(Data records)
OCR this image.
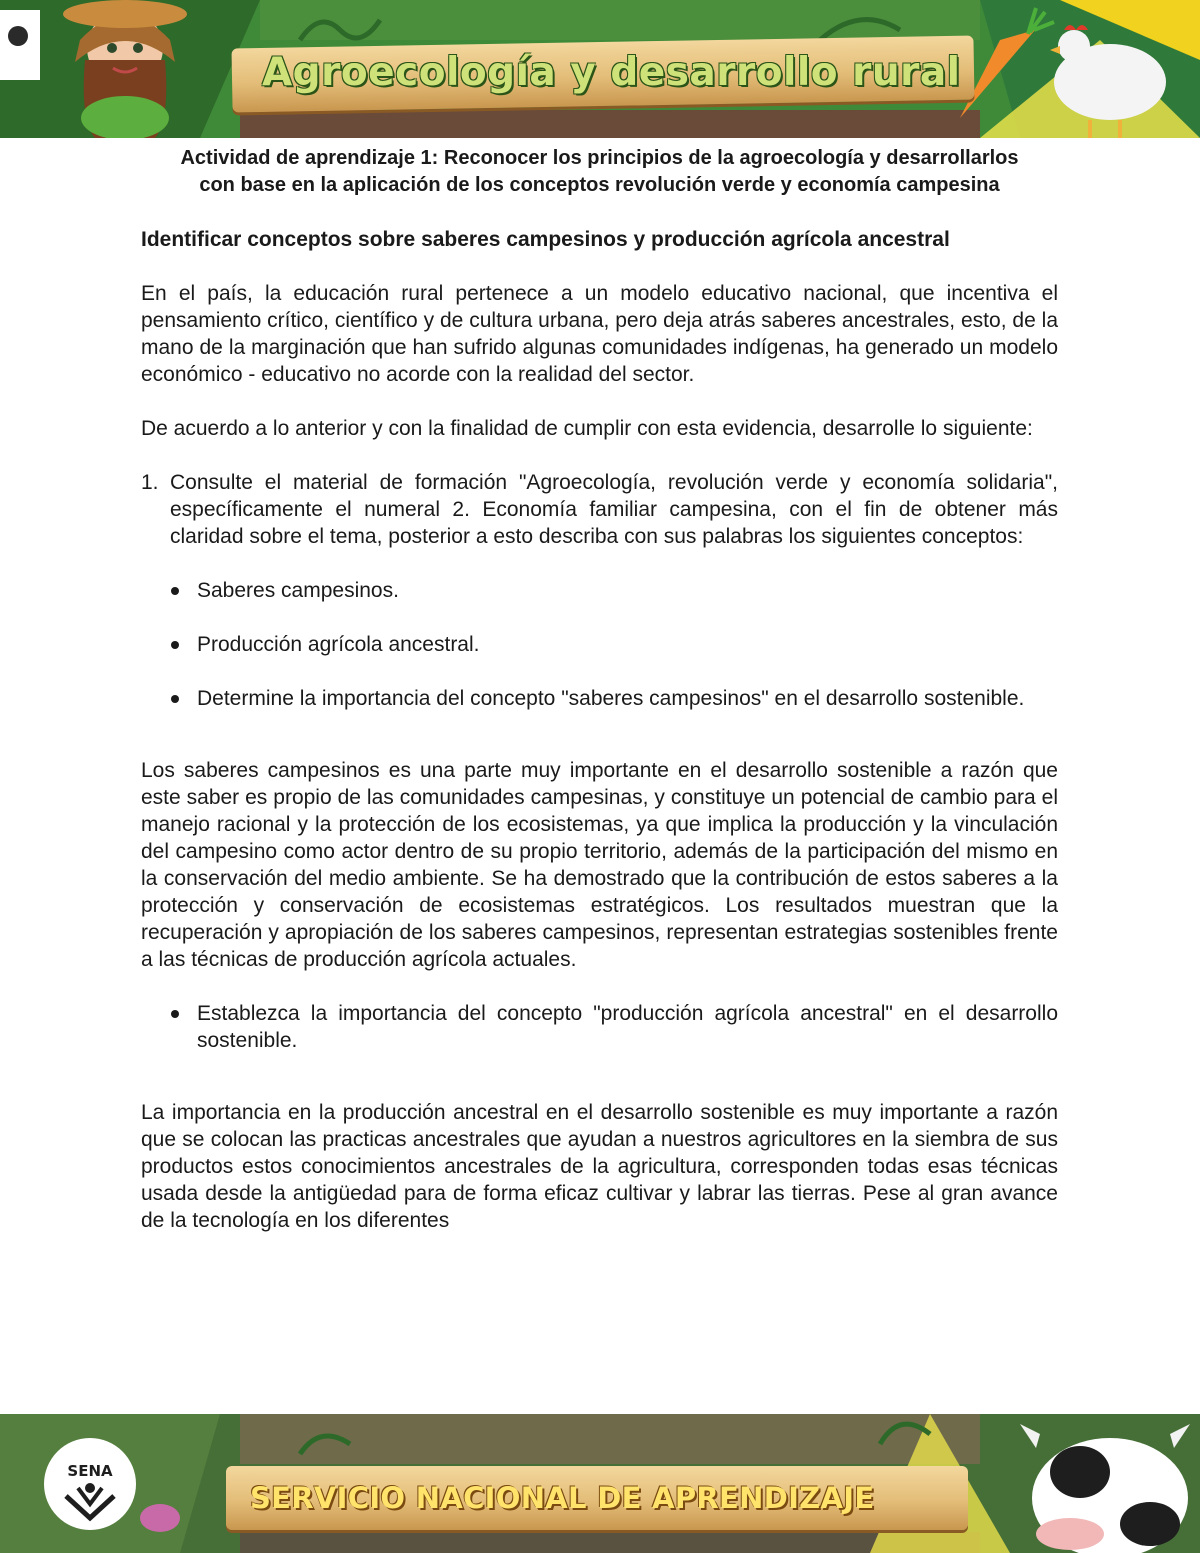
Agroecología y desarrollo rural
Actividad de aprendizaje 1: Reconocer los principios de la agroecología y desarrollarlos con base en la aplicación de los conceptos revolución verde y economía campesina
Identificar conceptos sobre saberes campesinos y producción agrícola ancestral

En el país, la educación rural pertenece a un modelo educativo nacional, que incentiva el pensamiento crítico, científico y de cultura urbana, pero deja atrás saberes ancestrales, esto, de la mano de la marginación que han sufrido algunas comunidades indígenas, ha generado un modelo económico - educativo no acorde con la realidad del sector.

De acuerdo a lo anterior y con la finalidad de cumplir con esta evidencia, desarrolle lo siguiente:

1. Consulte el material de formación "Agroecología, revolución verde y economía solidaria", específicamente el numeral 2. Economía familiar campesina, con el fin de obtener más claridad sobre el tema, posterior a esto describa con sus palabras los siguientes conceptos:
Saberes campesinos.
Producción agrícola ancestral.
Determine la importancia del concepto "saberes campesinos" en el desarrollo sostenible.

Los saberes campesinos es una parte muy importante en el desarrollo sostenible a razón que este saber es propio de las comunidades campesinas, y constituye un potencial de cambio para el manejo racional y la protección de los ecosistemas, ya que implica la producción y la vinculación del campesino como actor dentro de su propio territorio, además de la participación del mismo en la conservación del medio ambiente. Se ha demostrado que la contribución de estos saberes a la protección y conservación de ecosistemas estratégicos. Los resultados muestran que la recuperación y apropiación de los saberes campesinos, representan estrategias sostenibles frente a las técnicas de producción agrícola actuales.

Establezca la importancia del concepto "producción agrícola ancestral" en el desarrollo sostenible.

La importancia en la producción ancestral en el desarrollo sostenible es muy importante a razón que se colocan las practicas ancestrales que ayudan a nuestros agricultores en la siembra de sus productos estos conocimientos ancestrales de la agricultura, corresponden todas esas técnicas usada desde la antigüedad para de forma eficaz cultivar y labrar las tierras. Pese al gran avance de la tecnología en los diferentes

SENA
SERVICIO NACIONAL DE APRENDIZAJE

--

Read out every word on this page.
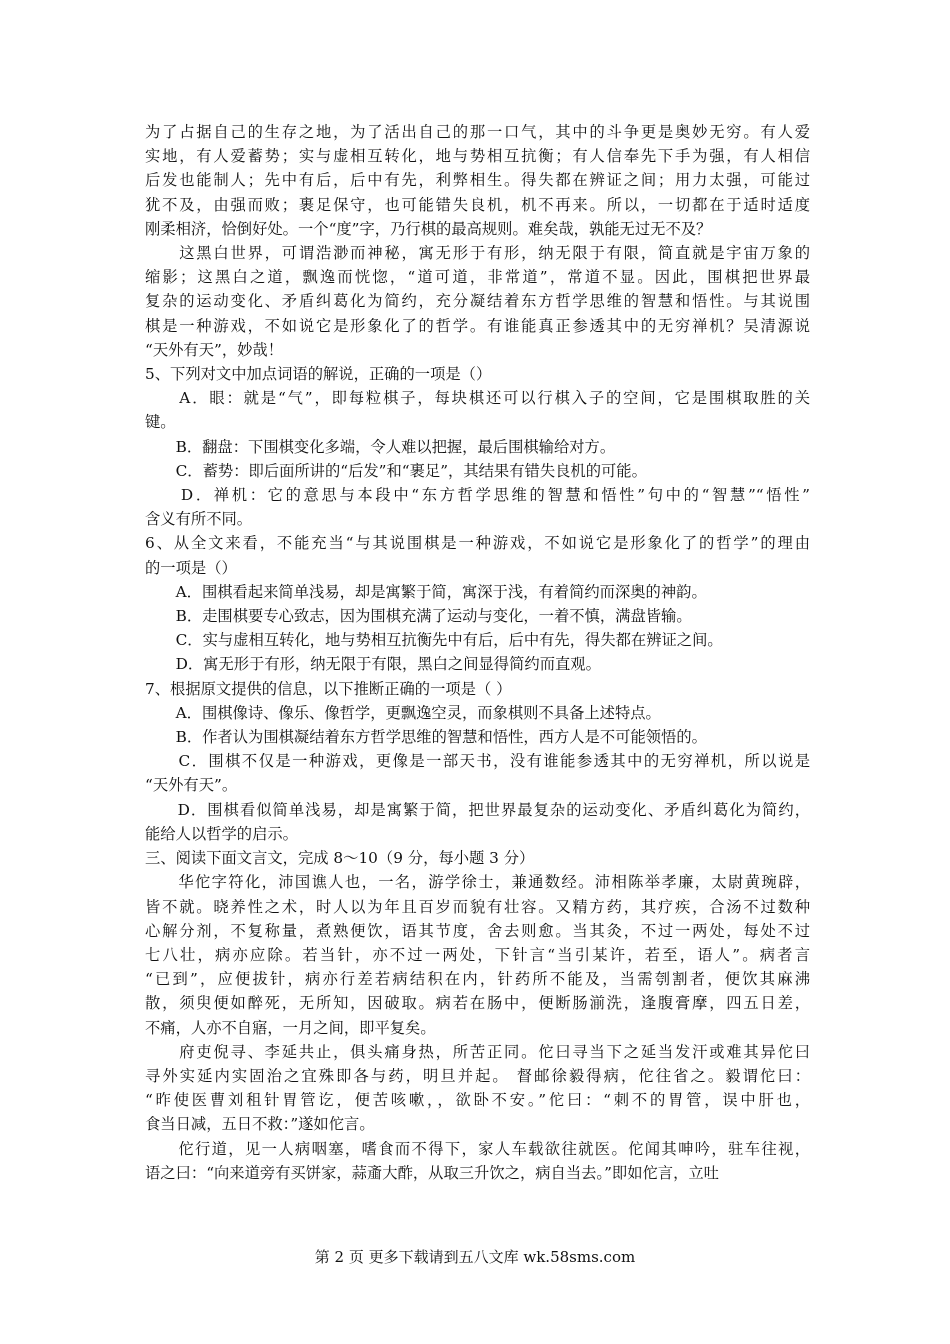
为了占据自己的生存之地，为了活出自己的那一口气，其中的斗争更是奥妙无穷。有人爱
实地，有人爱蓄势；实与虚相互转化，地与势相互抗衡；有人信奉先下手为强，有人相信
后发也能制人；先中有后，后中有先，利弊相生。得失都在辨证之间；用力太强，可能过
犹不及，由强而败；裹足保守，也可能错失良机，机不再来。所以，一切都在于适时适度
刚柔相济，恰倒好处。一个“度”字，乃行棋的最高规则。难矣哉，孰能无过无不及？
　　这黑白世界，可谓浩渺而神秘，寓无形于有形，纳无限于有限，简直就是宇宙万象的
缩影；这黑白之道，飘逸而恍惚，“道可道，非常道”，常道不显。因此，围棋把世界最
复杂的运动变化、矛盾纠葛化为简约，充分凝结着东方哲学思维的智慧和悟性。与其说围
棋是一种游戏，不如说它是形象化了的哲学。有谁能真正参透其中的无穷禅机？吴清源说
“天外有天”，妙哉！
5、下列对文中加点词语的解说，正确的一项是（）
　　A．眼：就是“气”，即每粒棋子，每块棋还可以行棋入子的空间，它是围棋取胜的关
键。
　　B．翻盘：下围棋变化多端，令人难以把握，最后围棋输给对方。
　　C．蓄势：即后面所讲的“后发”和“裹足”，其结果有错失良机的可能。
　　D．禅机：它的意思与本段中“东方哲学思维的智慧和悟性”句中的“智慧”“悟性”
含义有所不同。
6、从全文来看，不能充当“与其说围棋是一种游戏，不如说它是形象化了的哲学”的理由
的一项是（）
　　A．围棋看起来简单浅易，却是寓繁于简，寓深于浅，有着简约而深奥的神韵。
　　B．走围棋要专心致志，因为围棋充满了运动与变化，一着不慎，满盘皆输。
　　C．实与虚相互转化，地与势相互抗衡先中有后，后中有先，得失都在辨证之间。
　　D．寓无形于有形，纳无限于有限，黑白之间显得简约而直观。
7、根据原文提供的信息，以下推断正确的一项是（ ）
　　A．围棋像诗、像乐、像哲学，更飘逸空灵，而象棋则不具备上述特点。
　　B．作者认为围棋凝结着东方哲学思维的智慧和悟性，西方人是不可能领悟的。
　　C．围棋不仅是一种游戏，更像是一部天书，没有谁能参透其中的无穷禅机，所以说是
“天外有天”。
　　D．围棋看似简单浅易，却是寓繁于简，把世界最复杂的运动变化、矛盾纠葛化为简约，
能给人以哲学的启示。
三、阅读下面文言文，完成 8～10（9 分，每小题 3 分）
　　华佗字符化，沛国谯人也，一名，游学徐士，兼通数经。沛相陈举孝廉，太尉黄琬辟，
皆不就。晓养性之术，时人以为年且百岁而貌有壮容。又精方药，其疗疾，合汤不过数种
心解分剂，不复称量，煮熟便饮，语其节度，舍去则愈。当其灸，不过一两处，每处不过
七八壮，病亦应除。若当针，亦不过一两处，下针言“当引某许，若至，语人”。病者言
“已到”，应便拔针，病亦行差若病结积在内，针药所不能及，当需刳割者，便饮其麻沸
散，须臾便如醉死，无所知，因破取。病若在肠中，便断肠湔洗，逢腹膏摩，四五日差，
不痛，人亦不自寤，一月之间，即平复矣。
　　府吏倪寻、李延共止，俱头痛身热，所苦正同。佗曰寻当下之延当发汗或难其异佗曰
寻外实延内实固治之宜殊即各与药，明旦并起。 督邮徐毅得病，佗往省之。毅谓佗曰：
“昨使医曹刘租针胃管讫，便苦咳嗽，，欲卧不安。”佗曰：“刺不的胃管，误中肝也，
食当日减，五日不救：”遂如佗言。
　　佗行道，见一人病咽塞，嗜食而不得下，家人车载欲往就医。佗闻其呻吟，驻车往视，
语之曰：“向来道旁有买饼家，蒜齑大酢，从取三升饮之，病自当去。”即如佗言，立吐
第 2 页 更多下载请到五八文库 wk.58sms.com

(Written instruction) Copy each line of the data that contains the word "comunidades".

(Solution to this task)
En el país, la educación rural pertenece a un modelo educativo nacional, que incentiva el pensamiento crítico, científico y de cultura urbana, pero deja atrás saberes ancestrales, esto, de la mano de la marginación que han sufrido algunas comunidades indígenas, ha generado un modelo económico - educativo no acorde con la realidad del sector.
Los saberes campesinos es una parte muy importante en el desarrollo sostenible a razón que este saber es propio de las comunidades campesinas, y constituye un potencial de cambio para el manejo racional y la protección de los ecosistemas, ya que implica la producción y la vinculación del campesino como actor dentro de su propio territorio, además de la participación del mismo en la conservación del medio ambiente. Se ha demostrado que la contribución de estos saberes a la protección y conservación de ecosistemas estratégicos. Los resultados muestran que la recuperación y apropiación de los saberes campesinos, representan estrategias sostenibles frente a las técnicas de producción agrícola actuales.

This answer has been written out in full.